» **WHAT YOU NEED TO DO**: Present every line in which the string "source" appears.

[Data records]
□ □ □ □

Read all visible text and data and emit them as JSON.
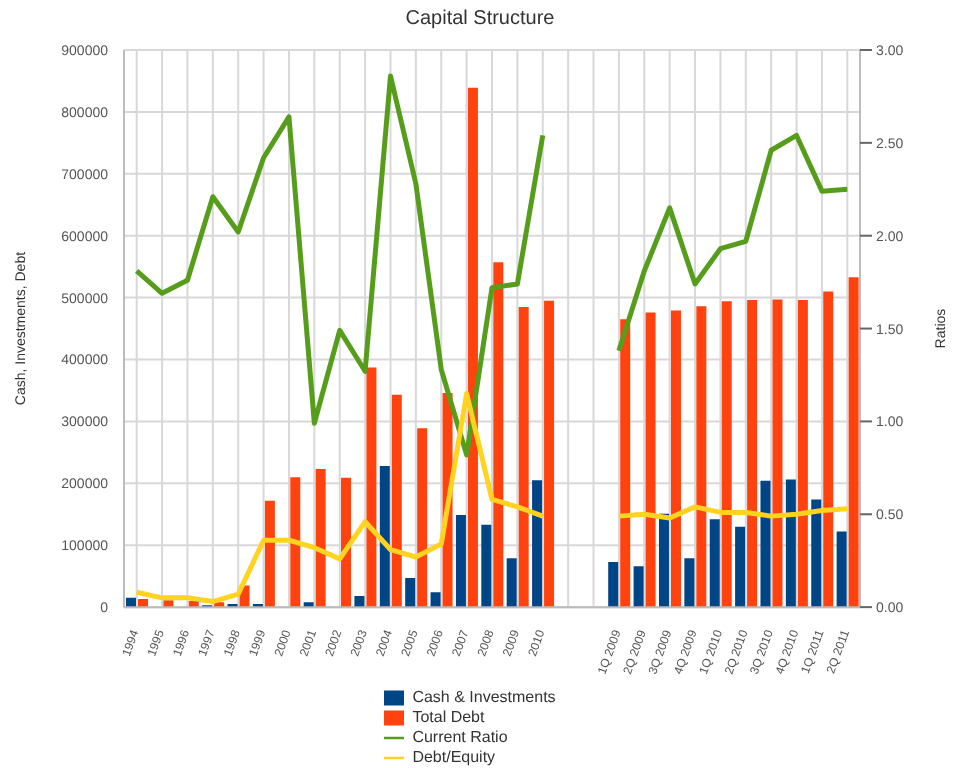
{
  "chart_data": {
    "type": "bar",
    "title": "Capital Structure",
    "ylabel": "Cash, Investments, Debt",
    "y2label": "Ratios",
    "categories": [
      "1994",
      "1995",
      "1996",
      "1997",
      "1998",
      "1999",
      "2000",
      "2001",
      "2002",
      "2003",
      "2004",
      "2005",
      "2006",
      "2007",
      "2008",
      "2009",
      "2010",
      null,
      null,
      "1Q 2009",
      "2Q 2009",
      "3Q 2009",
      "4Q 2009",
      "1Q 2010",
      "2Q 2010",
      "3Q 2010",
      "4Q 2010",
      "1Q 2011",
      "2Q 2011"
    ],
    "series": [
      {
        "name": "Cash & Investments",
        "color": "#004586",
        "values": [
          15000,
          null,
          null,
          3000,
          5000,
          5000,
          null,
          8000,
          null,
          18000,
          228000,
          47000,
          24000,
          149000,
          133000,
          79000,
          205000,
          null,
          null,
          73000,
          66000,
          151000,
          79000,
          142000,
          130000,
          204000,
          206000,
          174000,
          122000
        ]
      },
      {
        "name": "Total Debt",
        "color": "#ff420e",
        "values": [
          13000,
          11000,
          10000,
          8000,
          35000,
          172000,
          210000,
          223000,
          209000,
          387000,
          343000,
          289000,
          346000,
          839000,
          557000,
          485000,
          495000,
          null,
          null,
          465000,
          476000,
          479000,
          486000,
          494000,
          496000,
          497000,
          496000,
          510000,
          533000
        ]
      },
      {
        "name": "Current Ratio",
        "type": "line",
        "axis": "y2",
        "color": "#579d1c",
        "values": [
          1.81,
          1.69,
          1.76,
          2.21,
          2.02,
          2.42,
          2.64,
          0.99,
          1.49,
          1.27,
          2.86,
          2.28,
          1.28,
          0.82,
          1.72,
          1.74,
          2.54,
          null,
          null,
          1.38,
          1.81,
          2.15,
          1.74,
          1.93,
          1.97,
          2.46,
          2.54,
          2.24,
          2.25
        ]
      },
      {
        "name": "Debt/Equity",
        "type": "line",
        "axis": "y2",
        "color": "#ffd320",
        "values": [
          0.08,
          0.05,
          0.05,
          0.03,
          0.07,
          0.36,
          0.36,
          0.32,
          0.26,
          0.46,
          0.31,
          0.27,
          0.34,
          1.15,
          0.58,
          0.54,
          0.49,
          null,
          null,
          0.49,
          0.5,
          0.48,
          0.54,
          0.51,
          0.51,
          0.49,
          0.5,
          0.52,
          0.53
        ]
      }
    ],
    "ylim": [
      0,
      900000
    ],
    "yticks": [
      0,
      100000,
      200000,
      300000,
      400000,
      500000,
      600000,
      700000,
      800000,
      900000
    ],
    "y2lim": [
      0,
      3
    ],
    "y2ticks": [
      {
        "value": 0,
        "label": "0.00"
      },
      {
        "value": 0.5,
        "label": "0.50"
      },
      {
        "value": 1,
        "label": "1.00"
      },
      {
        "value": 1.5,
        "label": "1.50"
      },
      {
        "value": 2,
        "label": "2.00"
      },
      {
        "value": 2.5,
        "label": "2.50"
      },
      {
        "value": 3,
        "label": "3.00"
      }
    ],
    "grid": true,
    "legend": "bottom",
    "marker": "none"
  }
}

□ □ □ □

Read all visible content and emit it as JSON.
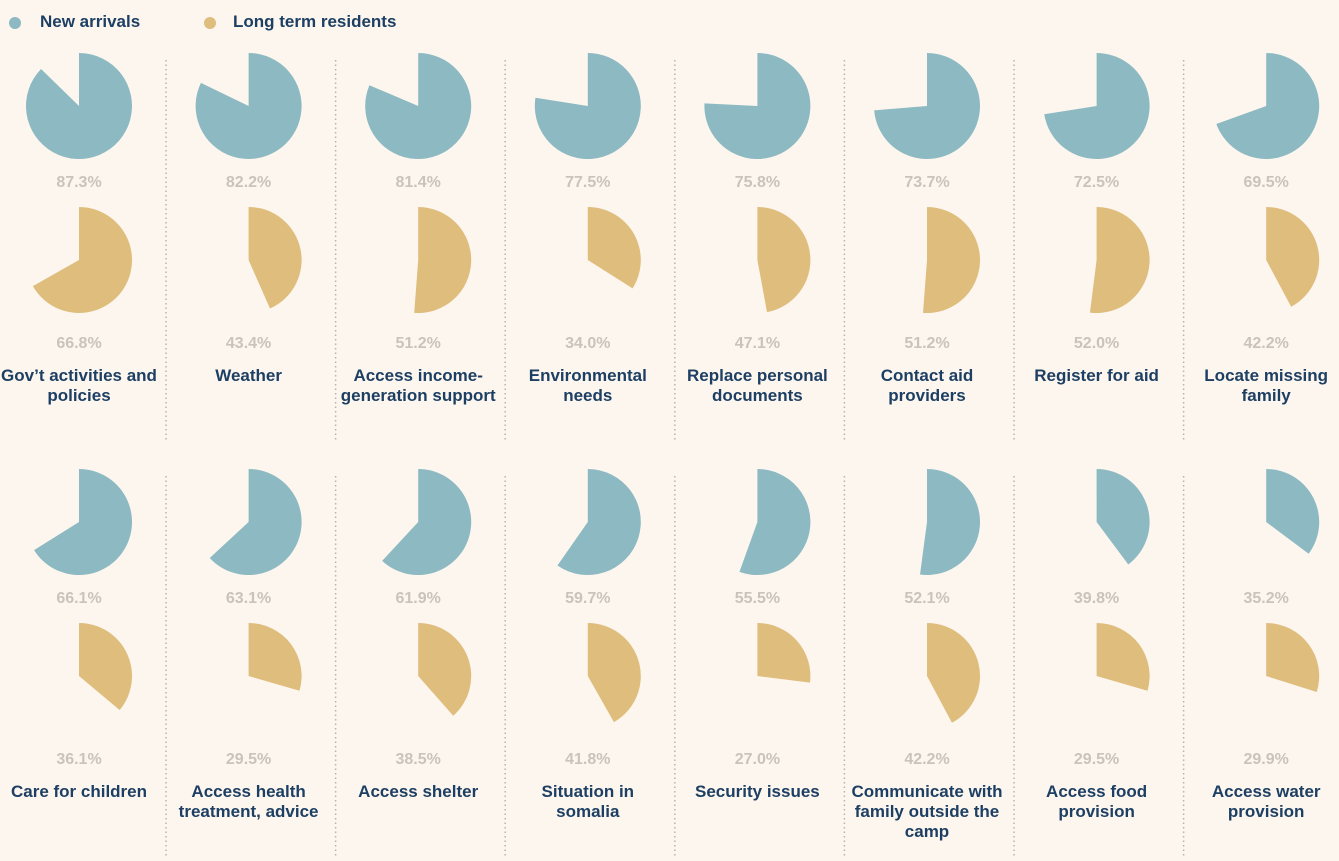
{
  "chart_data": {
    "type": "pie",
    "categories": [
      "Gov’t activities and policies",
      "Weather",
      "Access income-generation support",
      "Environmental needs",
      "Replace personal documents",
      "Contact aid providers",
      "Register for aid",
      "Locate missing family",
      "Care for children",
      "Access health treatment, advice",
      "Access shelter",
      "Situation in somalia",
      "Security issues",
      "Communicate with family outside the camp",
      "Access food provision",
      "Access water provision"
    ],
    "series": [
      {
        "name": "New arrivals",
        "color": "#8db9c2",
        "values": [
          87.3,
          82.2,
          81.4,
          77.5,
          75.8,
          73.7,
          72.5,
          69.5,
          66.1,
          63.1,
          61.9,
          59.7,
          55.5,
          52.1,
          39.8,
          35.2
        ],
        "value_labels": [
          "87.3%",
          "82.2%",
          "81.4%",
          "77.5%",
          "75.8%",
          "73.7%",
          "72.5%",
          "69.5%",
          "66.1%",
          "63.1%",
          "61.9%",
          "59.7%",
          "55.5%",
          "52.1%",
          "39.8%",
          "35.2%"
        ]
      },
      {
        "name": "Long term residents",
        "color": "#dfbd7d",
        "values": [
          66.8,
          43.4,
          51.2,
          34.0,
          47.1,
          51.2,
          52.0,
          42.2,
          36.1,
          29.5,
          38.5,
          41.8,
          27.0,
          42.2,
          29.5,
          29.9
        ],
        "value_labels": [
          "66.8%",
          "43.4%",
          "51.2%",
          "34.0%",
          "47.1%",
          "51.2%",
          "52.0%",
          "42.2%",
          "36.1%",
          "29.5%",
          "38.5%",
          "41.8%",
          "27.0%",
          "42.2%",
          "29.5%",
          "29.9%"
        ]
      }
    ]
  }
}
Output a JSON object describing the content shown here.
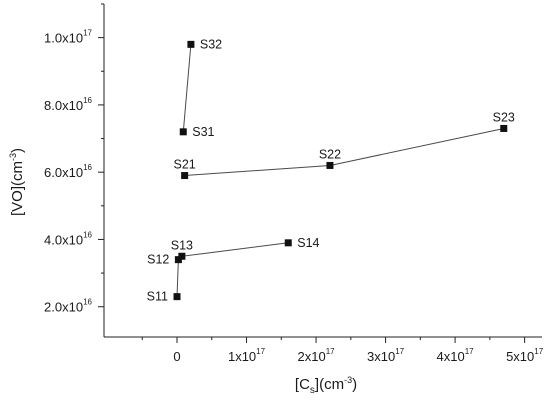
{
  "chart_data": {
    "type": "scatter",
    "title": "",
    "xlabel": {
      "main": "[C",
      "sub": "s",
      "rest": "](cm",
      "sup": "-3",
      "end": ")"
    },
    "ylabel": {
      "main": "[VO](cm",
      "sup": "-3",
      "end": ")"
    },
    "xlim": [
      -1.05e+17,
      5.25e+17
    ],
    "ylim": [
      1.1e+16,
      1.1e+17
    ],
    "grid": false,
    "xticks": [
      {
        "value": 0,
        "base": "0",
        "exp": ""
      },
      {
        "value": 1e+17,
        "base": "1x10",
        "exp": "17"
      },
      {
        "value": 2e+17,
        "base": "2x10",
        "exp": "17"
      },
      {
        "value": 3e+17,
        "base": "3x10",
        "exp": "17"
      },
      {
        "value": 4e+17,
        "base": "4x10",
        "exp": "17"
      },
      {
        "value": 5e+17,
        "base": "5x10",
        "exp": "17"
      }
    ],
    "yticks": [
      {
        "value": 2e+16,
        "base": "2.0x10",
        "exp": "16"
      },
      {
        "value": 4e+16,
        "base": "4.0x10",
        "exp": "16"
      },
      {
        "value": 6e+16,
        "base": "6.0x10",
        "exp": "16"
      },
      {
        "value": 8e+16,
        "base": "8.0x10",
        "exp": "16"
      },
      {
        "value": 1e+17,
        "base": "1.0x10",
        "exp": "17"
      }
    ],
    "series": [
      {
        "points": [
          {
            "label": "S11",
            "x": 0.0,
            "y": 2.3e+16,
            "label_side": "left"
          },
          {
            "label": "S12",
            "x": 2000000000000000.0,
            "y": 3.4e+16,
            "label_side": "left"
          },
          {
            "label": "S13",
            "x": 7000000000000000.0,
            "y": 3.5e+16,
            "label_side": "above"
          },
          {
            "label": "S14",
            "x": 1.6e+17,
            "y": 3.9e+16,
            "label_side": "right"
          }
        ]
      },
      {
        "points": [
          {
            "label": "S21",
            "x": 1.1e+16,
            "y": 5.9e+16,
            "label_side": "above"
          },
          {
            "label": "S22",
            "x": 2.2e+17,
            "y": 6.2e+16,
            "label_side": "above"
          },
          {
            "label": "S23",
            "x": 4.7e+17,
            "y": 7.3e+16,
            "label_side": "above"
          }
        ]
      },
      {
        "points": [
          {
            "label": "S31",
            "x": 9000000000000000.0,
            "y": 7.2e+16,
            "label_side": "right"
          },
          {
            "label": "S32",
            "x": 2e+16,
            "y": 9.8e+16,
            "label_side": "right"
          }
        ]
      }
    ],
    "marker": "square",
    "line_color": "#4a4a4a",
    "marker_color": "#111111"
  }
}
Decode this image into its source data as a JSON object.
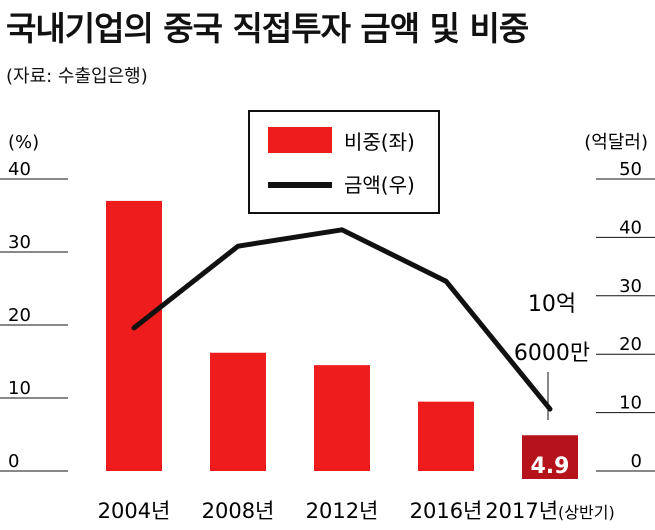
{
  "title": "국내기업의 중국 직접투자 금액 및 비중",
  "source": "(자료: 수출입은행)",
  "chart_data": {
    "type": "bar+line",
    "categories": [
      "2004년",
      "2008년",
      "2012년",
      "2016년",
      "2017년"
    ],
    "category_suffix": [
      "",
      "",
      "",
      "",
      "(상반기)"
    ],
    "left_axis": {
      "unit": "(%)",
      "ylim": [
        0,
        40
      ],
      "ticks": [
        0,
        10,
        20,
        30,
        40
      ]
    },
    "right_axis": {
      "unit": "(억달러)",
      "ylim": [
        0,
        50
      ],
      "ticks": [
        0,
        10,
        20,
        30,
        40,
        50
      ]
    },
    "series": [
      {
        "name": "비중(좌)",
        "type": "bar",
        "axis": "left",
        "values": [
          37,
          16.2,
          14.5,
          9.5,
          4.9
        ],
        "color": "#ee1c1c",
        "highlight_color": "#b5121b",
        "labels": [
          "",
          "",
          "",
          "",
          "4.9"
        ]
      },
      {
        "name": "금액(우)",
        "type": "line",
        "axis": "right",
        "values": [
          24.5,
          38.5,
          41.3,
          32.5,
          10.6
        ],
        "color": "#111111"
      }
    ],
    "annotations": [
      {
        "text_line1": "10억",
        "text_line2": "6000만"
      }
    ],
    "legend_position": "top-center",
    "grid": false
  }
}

□ □ □ □

» **COMPLETE ANSWER**:
Decode this image into its source data as a JSON object.
  "source": "(자료: 수출입은행)",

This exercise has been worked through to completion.